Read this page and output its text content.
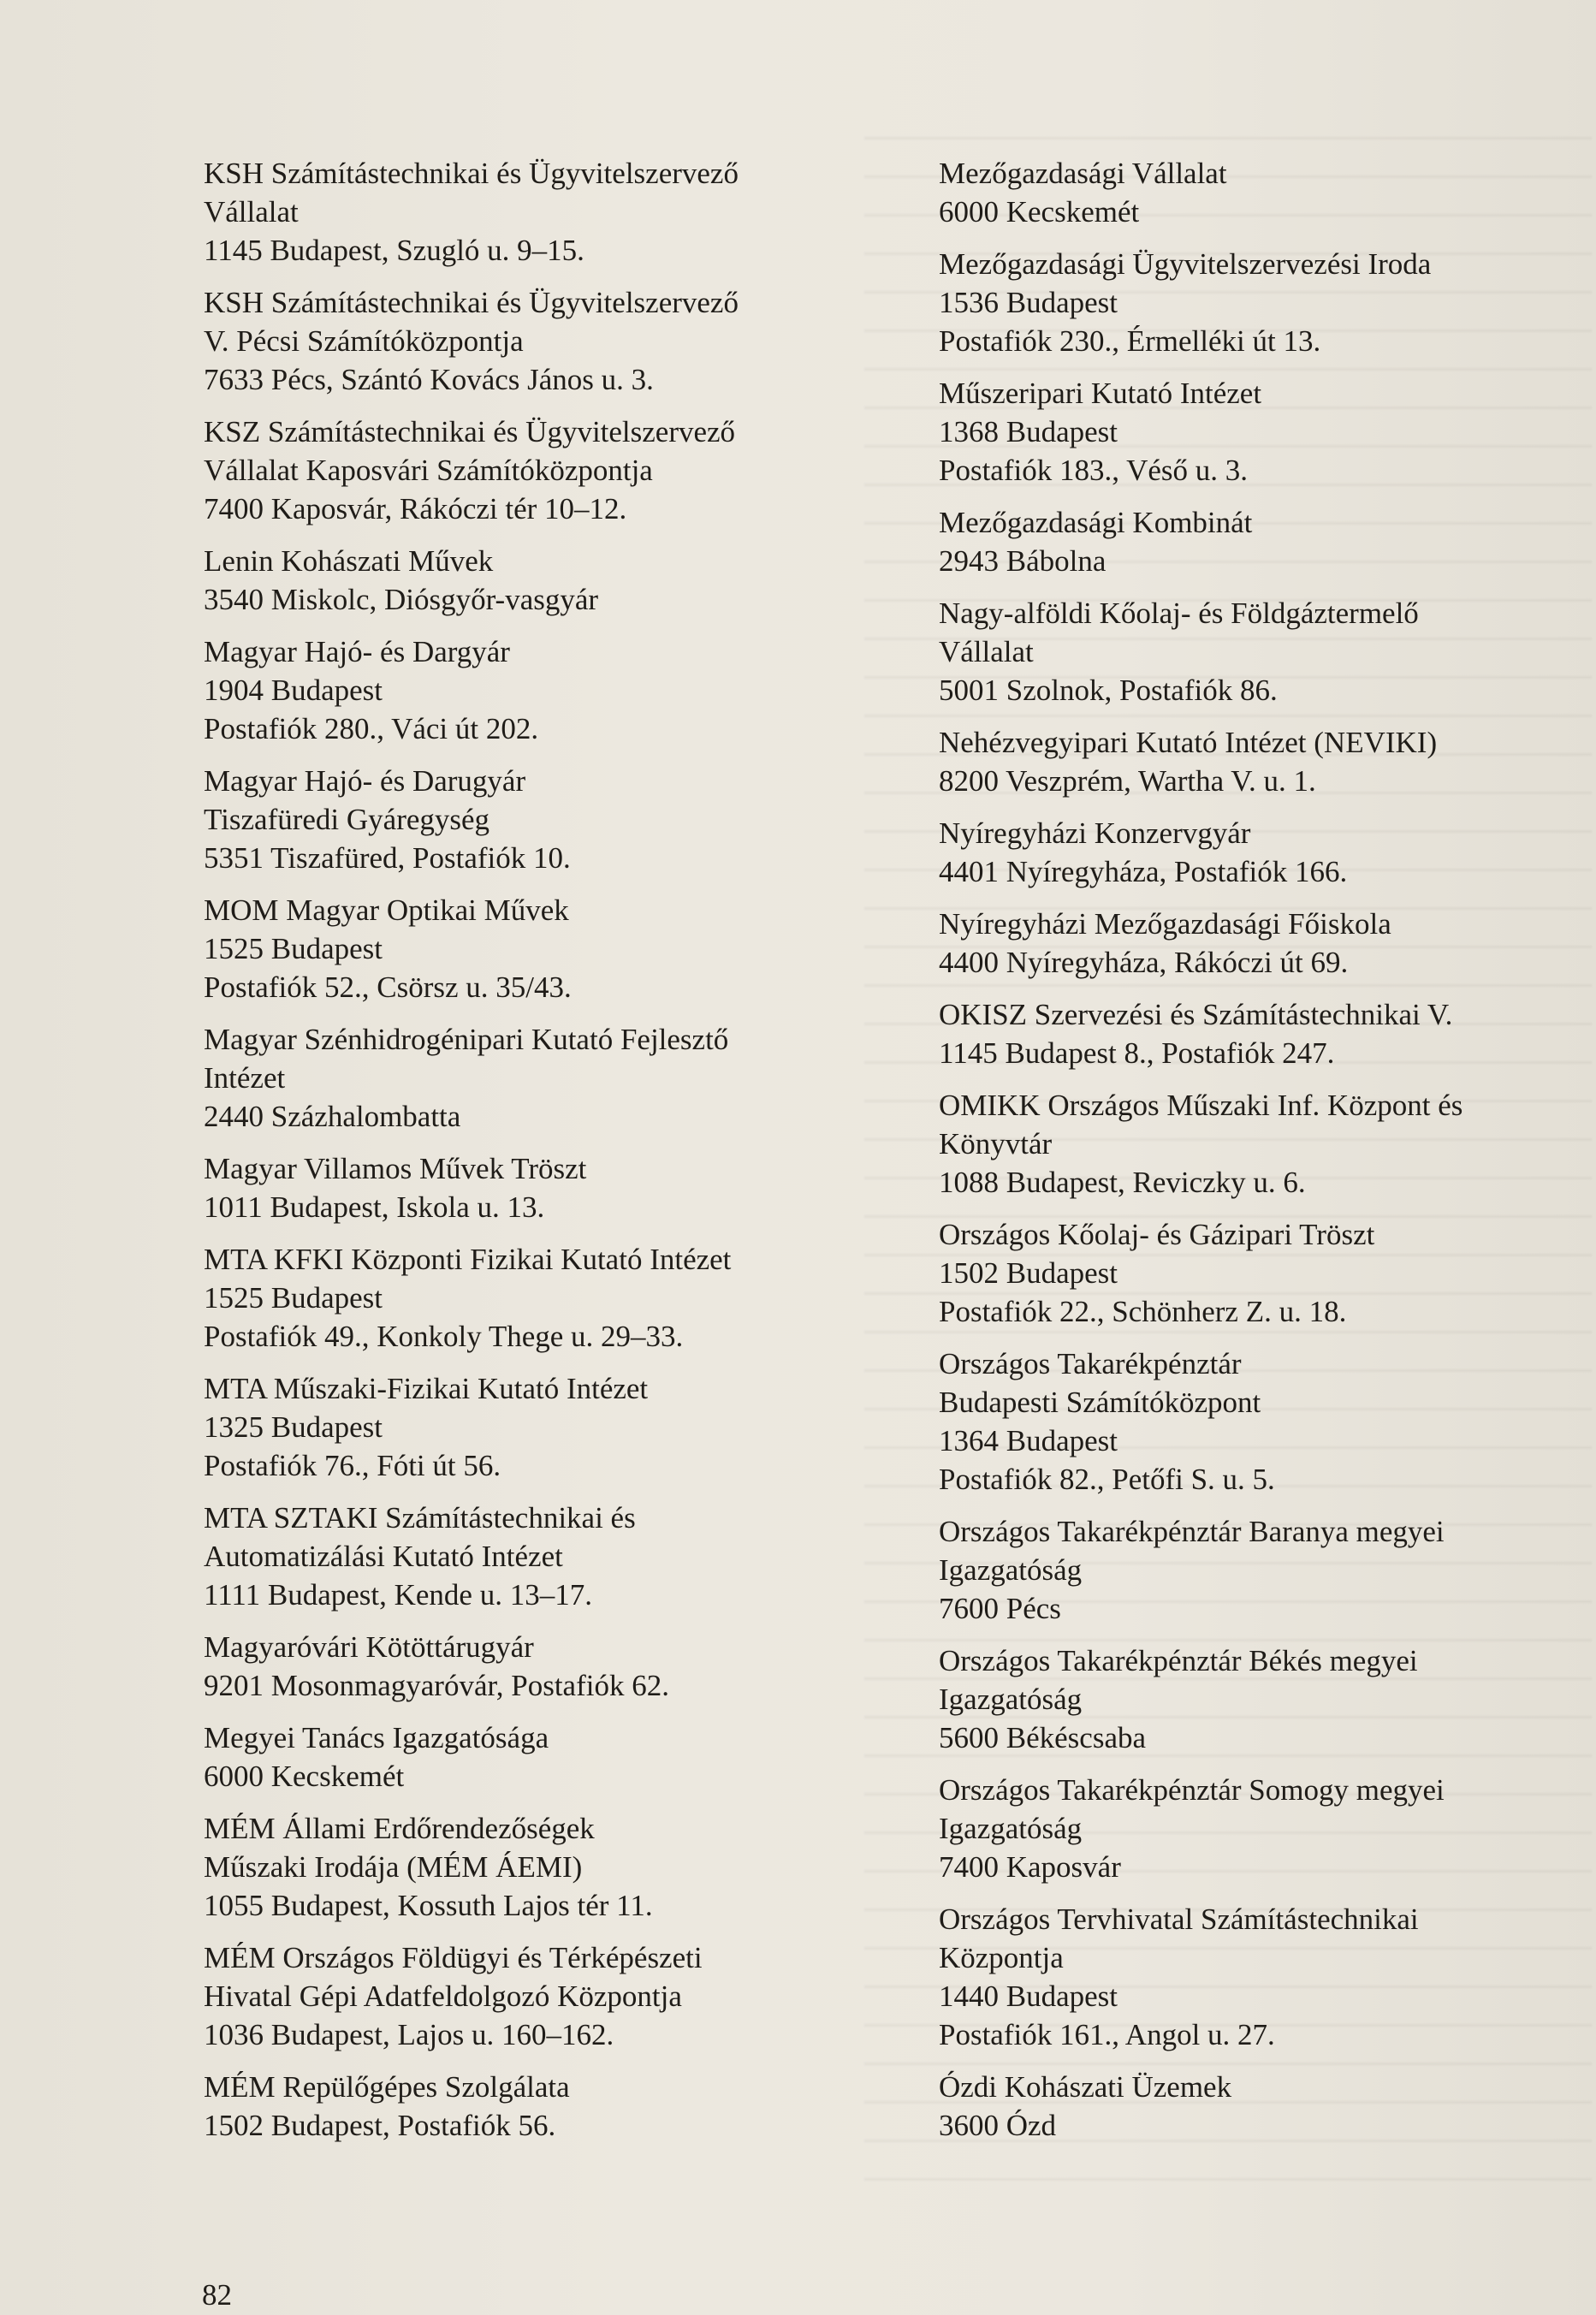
KSH Számítástechnikai és Ügyvitelszervező
Vállalat
1145 Budapest, Szugló u. 9–15.
KSH Számítástechnikai és Ügyvitelszervező
V. Pécsi Számítóközpontja
7633 Pécs, Szántó Kovács János u. 3.
KSZ Számítástechnikai és Ügyvitelszervező
Vállalat Kaposvári Számítóközpontja
7400 Kaposvár, Rákóczi tér 10–12.
Lenin Kohászati Művek
3540 Miskolc, Diósgyőr-vasgyár
Magyar Hajó- és Dargyár
1904 Budapest
Postafiók 280., Váci út 202.
Magyar Hajó- és Darugyár
Tiszafüredi Gyáregység
5351 Tiszafüred, Postafiók 10.
MOM Magyar Optikai Művek
1525 Budapest
Postafiók 52., Csörsz u. 35/43.
Magyar Szénhidrogénipari Kutató Fejlesztő
Intézet
2440 Százhalombatta
Magyar Villamos Művek Tröszt
1011 Budapest, Iskola u. 13.
MTA KFKI Központi Fizikai Kutató Intézet
1525 Budapest
Postafiók 49., Konkoly Thege u. 29–33.
MTA Műszaki-Fizikai Kutató Intézet
1325 Budapest
Postafiók 76., Fóti út 56.
MTA SZTAKI Számítástechnikai és
Automatizálási Kutató Intézet
1111 Budapest, Kende u. 13–17.
Magyaróvári Kötöttárugyár
9201 Mosonmagyaróvár, Postafiók 62.
Megyei Tanács Igazgatósága
6000 Kecskemét
MÉM Állami Erdőrendezőségek
Műszaki Irodája (MÉM ÁEMI)
1055 Budapest, Kossuth Lajos tér 11.
MÉM Országos Földügyi és Térképészeti
Hivatal Gépi Adatfeldolgozó Központja
1036 Budapest, Lajos u. 160–162.
MÉM Repülőgépes Szolgálata
1502 Budapest, Postafiók 56.
Mezőgazdasági Vállalat
6000 Kecskemét
Mezőgazdasági Ügyvitelszervezési Iroda
1536 Budapest
Postafiók 230., Érmelléki út 13.
Műszeripari Kutató Intézet
1368 Budapest
Postafiók 183., Véső u. 3.
Mezőgazdasági Kombinát
2943 Bábolna
Nagy-alföldi Kőolaj- és Földgáztermelő
Vállalat
5001 Szolnok, Postafiók 86.
Nehézvegyipari Kutató Intézet (NEVIKI)
8200 Veszprém, Wartha V. u. 1.
Nyíregyházi Konzervgyár
4401 Nyíregyháza, Postafiók 166.
Nyíregyházi Mezőgazdasági Főiskola
4400 Nyíregyháza, Rákóczi út 69.
OKISZ Szervezési és Számítástechnikai V.
1145 Budapest 8., Postafiók 247.
OMIKK Országos Műszaki Inf. Központ és
Könyvtár
1088 Budapest, Reviczky u. 6.
Országos Kőolaj- és Gázipari Tröszt
1502 Budapest
Postafiók 22., Schönherz Z. u. 18.
Országos Takarékpénztár
Budapesti Számítóközpont
1364 Budapest
Postafiók 82., Petőfi S. u. 5.
Országos Takarékpénztár Baranya megyei
Igazgatóság
7600 Pécs
Országos Takarékpénztár Békés megyei
Igazgatóság
5600 Békéscsaba
Országos Takarékpénztár Somogy megyei
Igazgatóság
7400 Kaposvár
Országos Tervhivatal Számítástechnikai
Központja
1440 Budapest
Postafiók 161., Angol u. 27.
Ózdi Kohászati Üzemek
3600 Ózd
82
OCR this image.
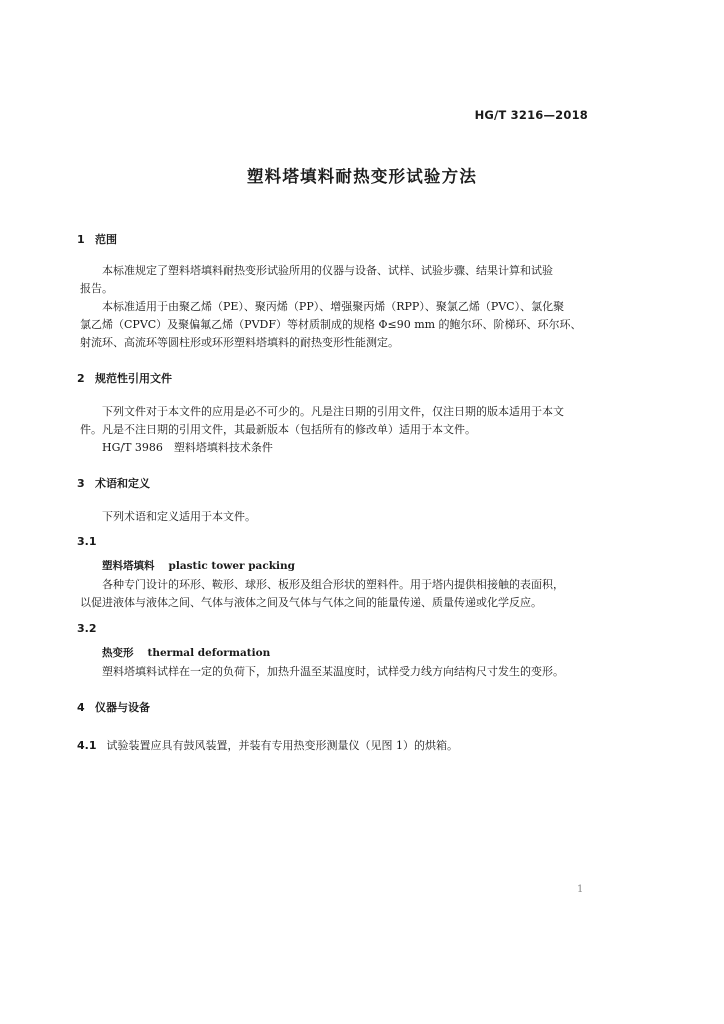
HG/T 3216—2018
塑料塔填料耐热变形试验方法
1 范围
本标准规定了塑料塔填料耐热变形试验所用的仪器与设备、试样、试验步骤、结果计算和试验
报告。
本标准适用于由聚乙烯（PE）、聚丙烯（PP）、增强聚丙烯（RPP）、聚氯乙烯（PVC）、氯化聚
氯乙烯（CPVC）及聚偏氟乙烯（PVDF）等材质制成的规格 Φ≤90 mm 的鲍尔环、阶梯环、环尔环、
射流环、高流环等圆柱形或环形塑料塔填料的耐热变形性能测定。
2 规范性引用文件
下列文件对于本文件的应用是必不可少的。凡是注日期的引用文件，仅注日期的版本适用于本文
件。凡是不注日期的引用文件，其最新版本（包括所有的修改单）适用于本文件。
HG/T 3986　塑料塔填料技术条件
3 术语和定义
下列术语和定义适用于本文件。
3.1
塑料塔填料 plastic tower packing
各种专门设计的环形、鞍形、球形、板形及组合形状的塑料件。用于塔内提供相接触的表面积，
以促进液体与液体之间、气体与液体之间及气体与气体之间的能量传递、质量传递或化学反应。
3.2
热变形 thermal deformation
塑料塔填料试样在一定的负荷下，加热升温至某温度时，试样受力线方向结构尺寸发生的变形。
4 仪器与设备
4.1 试验装置应具有鼓风装置，并装有专用热变形测量仪（见图 1）的烘箱。
1
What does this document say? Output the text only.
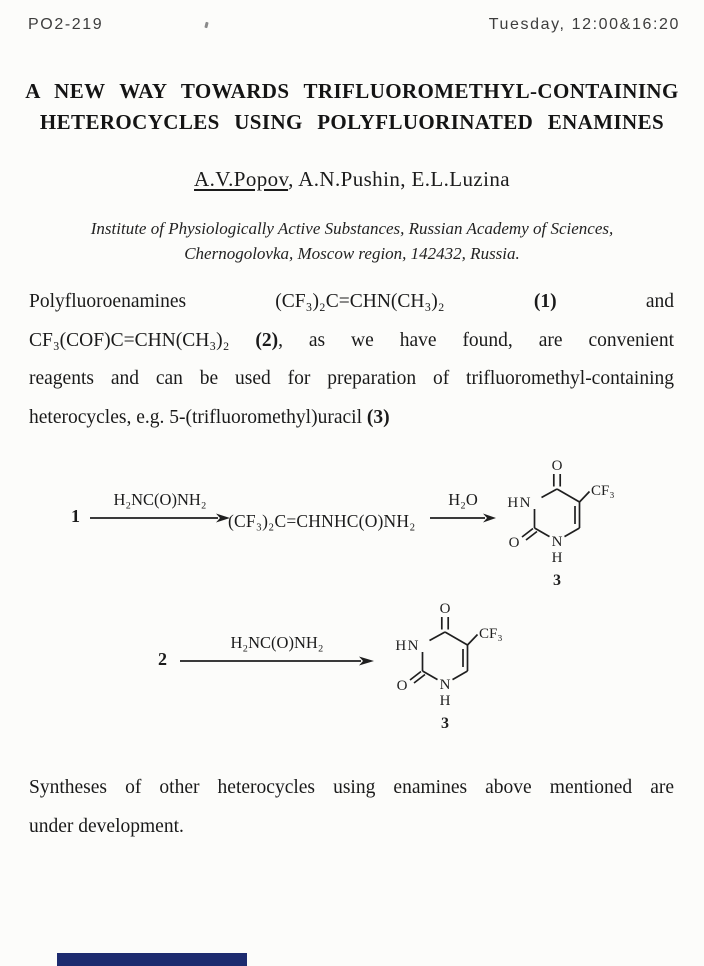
PO2-219	Tuesday, 12:00&16:20
A NEW WAY TOWARDS TRIFLUOROMETHYL-CONTAINING
HETEROCYCLES USING POLYFLUORINATED ENAMINES
A.V.Popov, A.N.Pushin, E.L.Luzina
Institute of Physiologically Active Substances, Russian Academy of Sciences,
Chernogolovka, Moscow region, 142432, Russia.
Polyfluoroenamines	(CF₃)₂C=CHN(CH₃)₂	(1)	and
CF₃(COF)C=CHN(CH₃)₂ (2), as we have found, are convenient
reagents and can be used for preparation of trifluoromethyl-containing
heterocycles, e.g. 5-(trifluoromethyl)uracil (3)
1
H₂NC(O)NH₂
(CF₃)₂C=CHNHC(O)NH₂
H₂O
O
HN
O N
H
CF₃
3
2
H₂NC(O)NH₂
O
HN
O N
H
CF₃
3
Syntheses of other heterocycles using enamines above mentioned are
under development.
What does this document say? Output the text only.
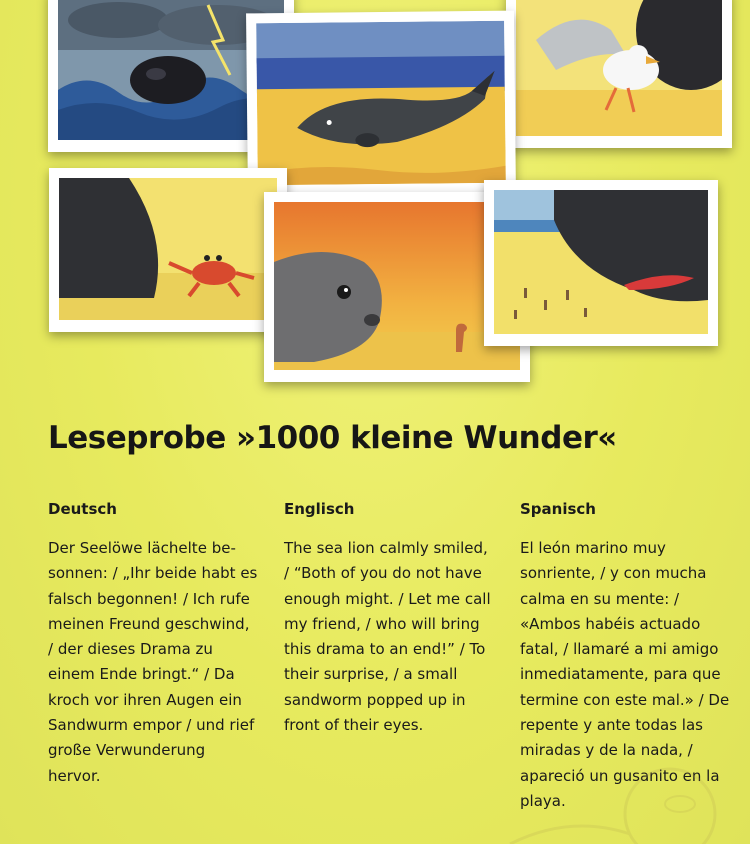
Leseprobe »1000 kleine Wunder«
Deutsch

Der Seelöwe lächelte besonnen: / „Ihr beide habt es falsch begonnen! / Ich rufe meinen Freund geschwind, / der dieses Drama zu einem Ende bringt.“ / Da kroch vor ihren Augen ein Sandwurm empor / und rief große Verwunderung hervor.

Englisch

The sea lion calmly smiled, / “Both of you do not have enough might. / Let me call my friend, / who will bring this drama to an end!” / To their surprise, / a small sandworm popped up in front of their eyes.

Spanisch

El león marino muy sonriente, / y con mucha calma en su mente: / «Ambos habéis actuado fatal, / llamaré a mi amigo inmediatamente, para que termine con este mal.» / De repente y ante todas las miradas y de la nada, / apareció un gusanito en la playa.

+===+

Search the lines for the string "Számítástechnikai" and copy every line that has it.

▶ _The answer_
KSH Számítástechnikai és Ügyvitelszervező
KSH Számítástechnikai és Ügyvitelszervező
KSZ Számítástechnikai és Ügyvitelszervező
MTA SZTAKI Számítástechnikai és
OKISZ Szervezési és Számítástechnikai V.
Országos Tervhivatal Számítástechnikai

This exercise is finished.